── Stored data
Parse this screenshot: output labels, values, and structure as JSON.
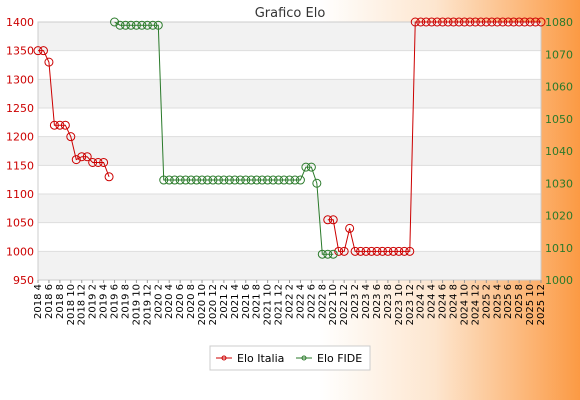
{
  "chart_data": {
    "type": "line",
    "title": "Grafico Elo",
    "grid": true,
    "legend_position": "bottom-center",
    "y_left": {
      "ylim": [
        950,
        1400
      ],
      "ticks": [
        950,
        1000,
        1050,
        1100,
        1150,
        1200,
        1250,
        1300,
        1350,
        1400
      ],
      "color": "#cc0000"
    },
    "y_right": {
      "ylim": [
        1000,
        1080
      ],
      "ticks": [
        1000,
        1010,
        1020,
        1030,
        1040,
        1050,
        1060,
        1070,
        1080
      ],
      "color": "#2a7a2a"
    },
    "x": [
      "2018 4",
      "2018 5",
      "2018 6",
      "2018 7",
      "2018 8",
      "2018 9",
      "2018 10",
      "2018 11",
      "2018 12",
      "2019 1",
      "2019 2",
      "2019 3",
      "2019 4",
      "2019 5",
      "2019 6",
      "2019 7",
      "2019 8",
      "2019 9",
      "2019 10",
      "2019 11",
      "2019 12",
      "2020 1",
      "2020 2",
      "2020 3",
      "2020 4",
      "2020 5",
      "2020 6",
      "2020 7",
      "2020 8",
      "2020 9",
      "2020 10",
      "2020 11",
      "2020 12",
      "2021 1",
      "2021 2",
      "2021 3",
      "2021 4",
      "2021 5",
      "2021 6",
      "2021 7",
      "2021 8",
      "2021 9",
      "2021 10",
      "2021 11",
      "2021 12",
      "2022 1",
      "2022 2",
      "2022 3",
      "2022 4",
      "2022 5",
      "2022 6",
      "2022 7",
      "2022 8",
      "2022 9",
      "2022 10",
      "2022 11",
      "2022 12",
      "2023 1",
      "2023 2",
      "2023 3",
      "2023 4",
      "2023 5",
      "2023 6",
      "2023 7",
      "2023 8",
      "2023 9",
      "2023 10",
      "2023 11",
      "2023 12",
      "2024 1",
      "2024 2",
      "2024 3",
      "2024 4",
      "2024 5",
      "2024 6",
      "2024 7",
      "2024 8",
      "2024 9",
      "2024 10",
      "2024 11",
      "2024 12",
      "2025 1",
      "2025 2",
      "2025 3",
      "2025 4",
      "2025 5",
      "2025 6",
      "2025 7",
      "2025 8",
      "2025 9",
      "2025 10",
      "2025 11",
      "2025 12"
    ],
    "xtick_labels": [
      "2018 4",
      "2018 6",
      "2018 8",
      "2018 10",
      "2018 12",
      "2019 2",
      "2019 4",
      "2019 6",
      "2019 8",
      "2019 10",
      "2019 12",
      "2020 2",
      "2020 4",
      "2020 6",
      "2020 8",
      "2020 10",
      "2020 12",
      "2021 2",
      "2021 4",
      "2021 6",
      "2021 8",
      "2021 10",
      "2021 12",
      "2022 2",
      "2022 4",
      "2022 6",
      "2022 8",
      "2022 10",
      "2022 12",
      "2023 2",
      "2023 4",
      "2023 6",
      "2023 8",
      "2023 10",
      "2023 12",
      "2024 2",
      "2024 4",
      "2024 6",
      "2024 8",
      "2024 10",
      "2024 12",
      "2025 2",
      "2025 4",
      "2025 6",
      "2025 8",
      "2025 10",
      "2025 12"
    ],
    "series": [
      {
        "name": "Elo Italia",
        "axis": "left",
        "color": "#cc0000",
        "values": [
          1350,
          1350,
          1330,
          1220,
          1220,
          1220,
          1200,
          1160,
          1165,
          1165,
          1155,
          1155,
          1155,
          1130,
          null,
          null,
          null,
          null,
          null,
          null,
          null,
          null,
          null,
          null,
          null,
          null,
          null,
          null,
          null,
          null,
          null,
          null,
          null,
          null,
          null,
          null,
          null,
          null,
          null,
          null,
          null,
          null,
          null,
          null,
          null,
          null,
          null,
          null,
          null,
          null,
          null,
          null,
          null,
          1055,
          1055,
          1000,
          1000,
          1040,
          1000,
          1000,
          1000,
          1000,
          1000,
          1000,
          1000,
          1000,
          1000,
          1000,
          1000,
          1400,
          1400,
          1400,
          1400,
          1400,
          1400,
          1400,
          1400,
          1400,
          1400,
          1400,
          1400,
          1400,
          1400,
          1400,
          1400,
          1400,
          1400,
          1400,
          1400,
          1400,
          1400,
          1400,
          1400
        ]
      },
      {
        "name": "Elo FIDE",
        "axis": "right",
        "color": "#2a7a2a",
        "values": [
          null,
          null,
          null,
          null,
          null,
          null,
          null,
          null,
          null,
          null,
          null,
          null,
          null,
          null,
          1080,
          1079,
          1079,
          1079,
          1079,
          1079,
          1079,
          1079,
          1079,
          1031,
          1031,
          1031,
          1031,
          1031,
          1031,
          1031,
          1031,
          1031,
          1031,
          1031,
          1031,
          1031,
          1031,
          1031,
          1031,
          1031,
          1031,
          1031,
          1031,
          1031,
          1031,
          1031,
          1031,
          1031,
          1031,
          1035,
          1035,
          1030,
          1008,
          1008,
          1008,
          null,
          null,
          null,
          null,
          null,
          null,
          null,
          null,
          null,
          null,
          null,
          null,
          null,
          null,
          null,
          null,
          null,
          null,
          null,
          null,
          null,
          null,
          null,
          null,
          null,
          null,
          null,
          null,
          null,
          null,
          null,
          null,
          null,
          null,
          null,
          null,
          null,
          null
        ]
      }
    ]
  }
}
────
What the task asks: Return the records exactly. Don't carry the pictures over.

Solution below:
Parse this screenshot: output labels, values, and structure as JSON.
{
  "chart_data": {
    "type": "line",
    "title": "Grafico Elo",
    "grid": true,
    "legend_position": "bottom-center",
    "y_left": {
      "ylim": [
        950,
        1400
      ],
      "ticks": [
        950,
        1000,
        1050,
        1100,
        1150,
        1200,
        1250,
        1300,
        1350,
        1400
      ],
      "color": "#cc0000"
    },
    "y_right": {
      "ylim": [
        1000,
        1080
      ],
      "ticks": [
        1000,
        1010,
        1020,
        1030,
        1040,
        1050,
        1060,
        1070,
        1080
      ],
      "color": "#2a7a2a"
    },
    "x": [
      "2018 4",
      "2018 5",
      "2018 6",
      "2018 7",
      "2018 8",
      "2018 9",
      "2018 10",
      "2018 11",
      "2018 12",
      "2019 1",
      "2019 2",
      "2019 3",
      "2019 4",
      "2019 5",
      "2019 6",
      "2019 7",
      "2019 8",
      "2019 9",
      "2019 10",
      "2019 11",
      "2019 12",
      "2020 1",
      "2020 2",
      "2020 3",
      "2020 4",
      "2020 5",
      "2020 6",
      "2020 7",
      "2020 8",
      "2020 9",
      "2020 10",
      "2020 11",
      "2020 12",
      "2021 1",
      "2021 2",
      "2021 3",
      "2021 4",
      "2021 5",
      "2021 6",
      "2021 7",
      "2021 8",
      "2021 9",
      "2021 10",
      "2021 11",
      "2021 12",
      "2022 1",
      "2022 2",
      "2022 3",
      "2022 4",
      "2022 5",
      "2022 6",
      "2022 7",
      "2022 8",
      "2022 9",
      "2022 10",
      "2022 11",
      "2022 12",
      "2023 1",
      "2023 2",
      "2023 3",
      "2023 4",
      "2023 5",
      "2023 6",
      "2023 7",
      "2023 8",
      "2023 9",
      "2023 10",
      "2023 11",
      "2023 12",
      "2024 1",
      "2024 2",
      "2024 3",
      "2024 4",
      "2024 5",
      "2024 6",
      "2024 7",
      "2024 8",
      "2024 9",
      "2024 10",
      "2024 11",
      "2024 12",
      "2025 1",
      "2025 2",
      "2025 3",
      "2025 4",
      "2025 5",
      "2025 6",
      "2025 7",
      "2025 8",
      "2025 9",
      "2025 10",
      "2025 11",
      "2025 12"
    ],
    "xtick_labels": [
      "2018 4",
      "2018 6",
      "2018 8",
      "2018 10",
      "2018 12",
      "2019 2",
      "2019 4",
      "2019 6",
      "2019 8",
      "2019 10",
      "2019 12",
      "2020 2",
      "2020 4",
      "2020 6",
      "2020 8",
      "2020 10",
      "2020 12",
      "2021 2",
      "2021 4",
      "2021 6",
      "2021 8",
      "2021 10",
      "2021 12",
      "2022 2",
      "2022 4",
      "2022 6",
      "2022 8",
      "2022 10",
      "2022 12",
      "2023 2",
      "2023 4",
      "2023 6",
      "2023 8",
      "2023 10",
      "2023 12",
      "2024 2",
      "2024 4",
      "2024 6",
      "2024 8",
      "2024 10",
      "2024 12",
      "2025 2",
      "2025 4",
      "2025 6",
      "2025 8",
      "2025 10",
      "2025 12"
    ],
    "series": [
      {
        "name": "Elo Italia",
        "axis": "left",
        "color": "#cc0000",
        "values": [
          1350,
          1350,
          1330,
          1220,
          1220,
          1220,
          1200,
          1160,
          1165,
          1165,
          1155,
          1155,
          1155,
          1130,
          null,
          null,
          null,
          null,
          null,
          null,
          null,
          null,
          null,
          null,
          null,
          null,
          null,
          null,
          null,
          null,
          null,
          null,
          null,
          null,
          null,
          null,
          null,
          null,
          null,
          null,
          null,
          null,
          null,
          null,
          null,
          null,
          null,
          null,
          null,
          null,
          null,
          null,
          null,
          1055,
          1055,
          1000,
          1000,
          1040,
          1000,
          1000,
          1000,
          1000,
          1000,
          1000,
          1000,
          1000,
          1000,
          1000,
          1000,
          1400,
          1400,
          1400,
          1400,
          1400,
          1400,
          1400,
          1400,
          1400,
          1400,
          1400,
          1400,
          1400,
          1400,
          1400,
          1400,
          1400,
          1400,
          1400,
          1400,
          1400,
          1400,
          1400,
          1400
        ]
      },
      {
        "name": "Elo FIDE",
        "axis": "right",
        "color": "#2a7a2a",
        "values": [
          null,
          null,
          null,
          null,
          null,
          null,
          null,
          null,
          null,
          null,
          null,
          null,
          null,
          null,
          1080,
          1079,
          1079,
          1079,
          1079,
          1079,
          1079,
          1079,
          1079,
          1031,
          1031,
          1031,
          1031,
          1031,
          1031,
          1031,
          1031,
          1031,
          1031,
          1031,
          1031,
          1031,
          1031,
          1031,
          1031,
          1031,
          1031,
          1031,
          1031,
          1031,
          1031,
          1031,
          1031,
          1031,
          1031,
          1035,
          1035,
          1030,
          1008,
          1008,
          1008,
          null,
          null,
          null,
          null,
          null,
          null,
          null,
          null,
          null,
          null,
          null,
          null,
          null,
          null,
          null,
          null,
          null,
          null,
          null,
          null,
          null,
          null,
          null,
          null,
          null,
          null,
          null,
          null,
          null,
          null,
          null,
          null,
          null,
          null,
          null,
          null,
          null,
          null
        ]
      }
    ]
  }
}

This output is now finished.